Search the entries for the word "could" and return every line where it is found.

===== The data

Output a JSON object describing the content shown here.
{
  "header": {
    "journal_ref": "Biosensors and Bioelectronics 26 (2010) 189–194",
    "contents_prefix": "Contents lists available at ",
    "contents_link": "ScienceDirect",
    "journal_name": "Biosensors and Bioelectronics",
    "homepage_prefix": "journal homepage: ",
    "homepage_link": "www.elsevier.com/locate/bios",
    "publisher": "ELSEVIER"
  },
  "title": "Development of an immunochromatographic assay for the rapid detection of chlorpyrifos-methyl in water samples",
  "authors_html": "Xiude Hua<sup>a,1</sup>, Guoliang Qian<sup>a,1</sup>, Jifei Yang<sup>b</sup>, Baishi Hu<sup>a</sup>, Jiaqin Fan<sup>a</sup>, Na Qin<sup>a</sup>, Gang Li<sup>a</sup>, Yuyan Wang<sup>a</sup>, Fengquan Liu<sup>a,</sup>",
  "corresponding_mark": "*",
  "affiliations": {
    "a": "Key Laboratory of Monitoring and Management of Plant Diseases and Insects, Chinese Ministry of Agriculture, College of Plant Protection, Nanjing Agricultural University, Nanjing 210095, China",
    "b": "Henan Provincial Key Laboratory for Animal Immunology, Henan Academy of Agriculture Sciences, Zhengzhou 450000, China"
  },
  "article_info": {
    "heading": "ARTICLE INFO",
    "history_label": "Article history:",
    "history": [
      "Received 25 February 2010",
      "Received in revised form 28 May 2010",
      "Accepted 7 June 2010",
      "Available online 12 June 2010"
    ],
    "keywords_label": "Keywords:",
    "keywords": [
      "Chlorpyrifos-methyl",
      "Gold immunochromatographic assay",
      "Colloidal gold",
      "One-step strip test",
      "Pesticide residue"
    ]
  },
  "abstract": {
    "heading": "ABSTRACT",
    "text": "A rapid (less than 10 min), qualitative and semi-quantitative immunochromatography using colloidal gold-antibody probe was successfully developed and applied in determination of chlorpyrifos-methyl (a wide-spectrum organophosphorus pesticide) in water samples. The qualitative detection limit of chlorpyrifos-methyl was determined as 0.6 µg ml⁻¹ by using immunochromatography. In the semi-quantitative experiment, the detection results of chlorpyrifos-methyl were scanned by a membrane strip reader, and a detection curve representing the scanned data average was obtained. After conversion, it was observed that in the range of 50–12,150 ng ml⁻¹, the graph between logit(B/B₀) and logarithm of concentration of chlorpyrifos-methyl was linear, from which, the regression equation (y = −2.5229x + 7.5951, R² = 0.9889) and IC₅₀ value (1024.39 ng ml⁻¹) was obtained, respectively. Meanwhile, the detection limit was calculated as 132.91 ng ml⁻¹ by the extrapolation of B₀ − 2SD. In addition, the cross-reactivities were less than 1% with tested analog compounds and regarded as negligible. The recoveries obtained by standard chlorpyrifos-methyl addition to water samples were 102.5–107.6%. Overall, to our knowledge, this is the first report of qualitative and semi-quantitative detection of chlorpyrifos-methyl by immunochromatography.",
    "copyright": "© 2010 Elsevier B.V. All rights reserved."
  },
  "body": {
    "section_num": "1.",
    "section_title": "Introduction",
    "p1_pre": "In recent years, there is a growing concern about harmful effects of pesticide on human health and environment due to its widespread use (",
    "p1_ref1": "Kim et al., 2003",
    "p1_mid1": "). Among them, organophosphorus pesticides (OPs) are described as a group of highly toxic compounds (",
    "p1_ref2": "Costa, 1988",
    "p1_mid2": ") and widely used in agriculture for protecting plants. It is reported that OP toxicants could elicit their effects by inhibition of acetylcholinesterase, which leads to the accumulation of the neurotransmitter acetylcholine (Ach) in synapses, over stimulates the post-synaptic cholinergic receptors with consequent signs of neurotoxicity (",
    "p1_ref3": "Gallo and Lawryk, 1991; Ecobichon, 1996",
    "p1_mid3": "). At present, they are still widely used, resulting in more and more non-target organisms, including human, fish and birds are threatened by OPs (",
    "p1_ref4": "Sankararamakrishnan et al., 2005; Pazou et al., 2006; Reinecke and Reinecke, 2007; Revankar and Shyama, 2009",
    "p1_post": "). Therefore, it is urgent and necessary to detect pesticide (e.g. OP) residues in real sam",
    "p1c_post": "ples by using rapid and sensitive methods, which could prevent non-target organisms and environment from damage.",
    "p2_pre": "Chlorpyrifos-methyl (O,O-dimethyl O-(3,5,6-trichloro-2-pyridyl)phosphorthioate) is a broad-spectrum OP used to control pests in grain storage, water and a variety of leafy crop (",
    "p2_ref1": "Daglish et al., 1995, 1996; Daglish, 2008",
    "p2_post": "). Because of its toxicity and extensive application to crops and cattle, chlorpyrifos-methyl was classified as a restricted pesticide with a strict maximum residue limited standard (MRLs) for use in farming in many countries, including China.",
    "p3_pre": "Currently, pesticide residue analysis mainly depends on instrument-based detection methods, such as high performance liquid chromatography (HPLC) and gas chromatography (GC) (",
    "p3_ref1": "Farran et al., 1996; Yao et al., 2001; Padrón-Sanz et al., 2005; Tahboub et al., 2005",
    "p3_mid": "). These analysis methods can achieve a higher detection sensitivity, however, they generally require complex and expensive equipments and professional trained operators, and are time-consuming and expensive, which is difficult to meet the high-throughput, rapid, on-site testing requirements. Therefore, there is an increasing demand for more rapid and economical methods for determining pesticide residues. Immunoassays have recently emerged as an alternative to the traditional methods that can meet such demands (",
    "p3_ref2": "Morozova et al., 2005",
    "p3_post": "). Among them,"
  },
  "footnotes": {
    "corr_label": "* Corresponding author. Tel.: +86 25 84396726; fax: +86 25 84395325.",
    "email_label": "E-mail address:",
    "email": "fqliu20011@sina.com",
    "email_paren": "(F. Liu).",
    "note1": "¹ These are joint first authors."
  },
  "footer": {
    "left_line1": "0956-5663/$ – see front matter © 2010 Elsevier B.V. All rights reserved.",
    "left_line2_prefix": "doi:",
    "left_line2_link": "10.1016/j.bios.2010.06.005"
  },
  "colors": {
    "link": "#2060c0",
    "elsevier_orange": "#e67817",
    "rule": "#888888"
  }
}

==========

Task answer:
    "p1_mid2": ") and widely used in agriculture for protecting plants. It is reported that OP toxicants could elicit their effects by inhibition of acetylcholinesterase, which leads to the accumulation of the neurotransmitter acetylcholine (Ach) in synapses, over stimulates the post-synaptic cholinergic receptors with consequent signs of neurotoxicity (",
    "p1c_post": "ples by using rapid and sensitive methods, which could prevent non-target organisms and environment from damage.",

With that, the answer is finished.